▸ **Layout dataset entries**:
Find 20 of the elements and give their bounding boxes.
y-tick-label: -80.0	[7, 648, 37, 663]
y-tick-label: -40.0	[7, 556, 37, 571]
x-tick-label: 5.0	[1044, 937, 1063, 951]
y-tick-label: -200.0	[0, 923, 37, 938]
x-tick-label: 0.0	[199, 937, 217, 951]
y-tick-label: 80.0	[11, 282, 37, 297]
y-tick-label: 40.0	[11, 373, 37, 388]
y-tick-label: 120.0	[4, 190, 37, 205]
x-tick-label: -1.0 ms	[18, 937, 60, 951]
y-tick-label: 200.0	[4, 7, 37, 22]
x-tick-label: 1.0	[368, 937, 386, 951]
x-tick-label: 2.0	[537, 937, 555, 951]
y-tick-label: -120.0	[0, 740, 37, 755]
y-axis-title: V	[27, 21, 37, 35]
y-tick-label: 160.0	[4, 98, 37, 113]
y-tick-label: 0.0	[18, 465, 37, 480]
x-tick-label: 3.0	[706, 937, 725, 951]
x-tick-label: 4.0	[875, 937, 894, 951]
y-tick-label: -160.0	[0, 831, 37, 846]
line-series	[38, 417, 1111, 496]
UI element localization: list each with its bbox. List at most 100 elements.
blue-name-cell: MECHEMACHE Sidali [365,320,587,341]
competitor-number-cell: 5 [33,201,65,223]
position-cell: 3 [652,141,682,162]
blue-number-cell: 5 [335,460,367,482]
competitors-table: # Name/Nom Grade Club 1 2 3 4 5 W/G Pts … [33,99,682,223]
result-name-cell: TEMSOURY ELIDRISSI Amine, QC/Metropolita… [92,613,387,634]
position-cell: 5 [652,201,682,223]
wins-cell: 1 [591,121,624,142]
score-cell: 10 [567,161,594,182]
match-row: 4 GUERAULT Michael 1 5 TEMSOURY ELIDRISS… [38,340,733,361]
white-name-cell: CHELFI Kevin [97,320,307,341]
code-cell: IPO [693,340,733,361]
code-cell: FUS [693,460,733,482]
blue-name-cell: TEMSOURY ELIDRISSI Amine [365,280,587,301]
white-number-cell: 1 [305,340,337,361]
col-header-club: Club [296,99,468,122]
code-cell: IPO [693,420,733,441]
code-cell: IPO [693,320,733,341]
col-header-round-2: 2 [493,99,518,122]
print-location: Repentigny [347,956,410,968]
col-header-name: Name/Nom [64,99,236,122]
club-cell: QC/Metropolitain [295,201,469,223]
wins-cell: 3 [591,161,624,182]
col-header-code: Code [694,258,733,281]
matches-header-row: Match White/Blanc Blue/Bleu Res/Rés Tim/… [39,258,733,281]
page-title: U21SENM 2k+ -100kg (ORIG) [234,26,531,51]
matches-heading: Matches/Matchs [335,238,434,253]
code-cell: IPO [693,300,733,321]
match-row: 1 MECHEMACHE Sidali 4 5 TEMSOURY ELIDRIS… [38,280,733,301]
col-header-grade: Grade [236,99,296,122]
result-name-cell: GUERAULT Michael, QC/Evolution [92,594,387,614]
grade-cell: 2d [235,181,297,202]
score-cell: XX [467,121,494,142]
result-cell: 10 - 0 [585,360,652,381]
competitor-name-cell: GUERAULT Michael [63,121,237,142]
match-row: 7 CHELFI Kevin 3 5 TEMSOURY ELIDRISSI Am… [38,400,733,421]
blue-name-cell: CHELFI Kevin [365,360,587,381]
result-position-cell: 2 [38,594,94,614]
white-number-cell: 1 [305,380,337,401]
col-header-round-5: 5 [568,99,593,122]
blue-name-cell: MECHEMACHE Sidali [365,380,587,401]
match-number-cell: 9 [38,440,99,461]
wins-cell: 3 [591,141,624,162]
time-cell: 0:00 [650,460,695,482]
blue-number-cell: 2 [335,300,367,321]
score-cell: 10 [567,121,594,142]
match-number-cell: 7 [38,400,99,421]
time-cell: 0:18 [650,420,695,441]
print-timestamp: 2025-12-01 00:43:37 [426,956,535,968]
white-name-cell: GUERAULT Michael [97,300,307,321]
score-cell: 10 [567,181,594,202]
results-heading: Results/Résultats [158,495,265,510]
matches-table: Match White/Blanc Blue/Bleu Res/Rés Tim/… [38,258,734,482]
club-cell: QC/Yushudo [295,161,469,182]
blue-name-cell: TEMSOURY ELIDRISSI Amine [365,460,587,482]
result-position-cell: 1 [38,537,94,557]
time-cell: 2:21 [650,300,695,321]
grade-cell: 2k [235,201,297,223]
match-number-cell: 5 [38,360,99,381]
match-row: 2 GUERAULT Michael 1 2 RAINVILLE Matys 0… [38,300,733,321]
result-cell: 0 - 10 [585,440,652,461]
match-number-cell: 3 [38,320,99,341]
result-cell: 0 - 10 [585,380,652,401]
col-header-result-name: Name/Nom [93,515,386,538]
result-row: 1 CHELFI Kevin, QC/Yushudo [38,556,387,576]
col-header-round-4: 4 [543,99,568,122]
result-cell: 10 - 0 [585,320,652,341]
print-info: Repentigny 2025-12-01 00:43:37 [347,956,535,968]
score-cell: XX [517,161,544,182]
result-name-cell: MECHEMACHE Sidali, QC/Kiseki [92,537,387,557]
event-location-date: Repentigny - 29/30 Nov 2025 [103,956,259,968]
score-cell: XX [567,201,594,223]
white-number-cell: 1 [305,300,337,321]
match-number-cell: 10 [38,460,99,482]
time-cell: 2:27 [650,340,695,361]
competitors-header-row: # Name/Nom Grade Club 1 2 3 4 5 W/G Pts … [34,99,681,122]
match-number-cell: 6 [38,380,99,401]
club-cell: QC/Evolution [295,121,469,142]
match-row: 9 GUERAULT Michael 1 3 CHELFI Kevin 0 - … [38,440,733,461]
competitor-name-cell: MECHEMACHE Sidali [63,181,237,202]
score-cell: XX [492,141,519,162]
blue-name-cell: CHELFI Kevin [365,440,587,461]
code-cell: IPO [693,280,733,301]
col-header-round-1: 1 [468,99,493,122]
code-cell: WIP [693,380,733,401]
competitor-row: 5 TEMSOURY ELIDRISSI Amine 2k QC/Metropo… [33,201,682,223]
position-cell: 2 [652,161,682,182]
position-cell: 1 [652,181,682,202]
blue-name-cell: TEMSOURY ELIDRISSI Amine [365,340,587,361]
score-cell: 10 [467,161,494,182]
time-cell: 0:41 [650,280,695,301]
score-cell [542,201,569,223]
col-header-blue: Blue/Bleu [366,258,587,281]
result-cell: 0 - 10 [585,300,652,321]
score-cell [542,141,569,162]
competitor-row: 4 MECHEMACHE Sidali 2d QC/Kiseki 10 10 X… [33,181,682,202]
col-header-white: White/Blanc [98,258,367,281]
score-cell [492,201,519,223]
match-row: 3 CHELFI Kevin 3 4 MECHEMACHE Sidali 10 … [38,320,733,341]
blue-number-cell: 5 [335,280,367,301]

▸ **EXERCISE OBJECTIVE**: Please present everything from the start of the records down through the line that contains "98, 37, 113]" as a Markdown table with the columns Row and Line, leaving out blank lines.

▸ **OUTPUT**:
| Row | Line |
|---|---|
| 1 | Find 20 of the elements and give their bounding boxes. |
| 2 | y-tick-label: -80.0	[7, 648, 37, 663] |
| 3 | y-tick-label: -40.0	[7, 556, 37, 571] |
| 4 | x-tick-label: 5.0	[1044, 937, 1063, 951] |
| 5 | y-tick-label: -200.0	[0, 923, 37, 938] |
| 6 | x-tick-label: 0.0	[199, 937, 217, 951] |
| 7 | y-tick-label: 80.0	[11, 282, 37, 297] |
| 8 | y-tick-label: 40.0	[11, 373, 37, 388] |
| 9 | y-tick-label: 120.0	[4, 190, 37, 205] |
| 10 | x-tick-label: -1.0 ms	[18, 937, 60, 951] |
| 11 | y-tick-label: 200.0	[4, 7, 37, 22] |
| 12 | x-tick-label: 1.0	[368, 937, 386, 951] |
| 13 | x-tick-label: 2.0	[537, 937, 555, 951] |
| 14 | y-tick-label: -120.0	[0, 740, 37, 755] |
| 15 | y-axis-title: V	[27, 21, 37, 35] |
| 16 | y-tick-label: 160.0	[4, 98, 37, 113] |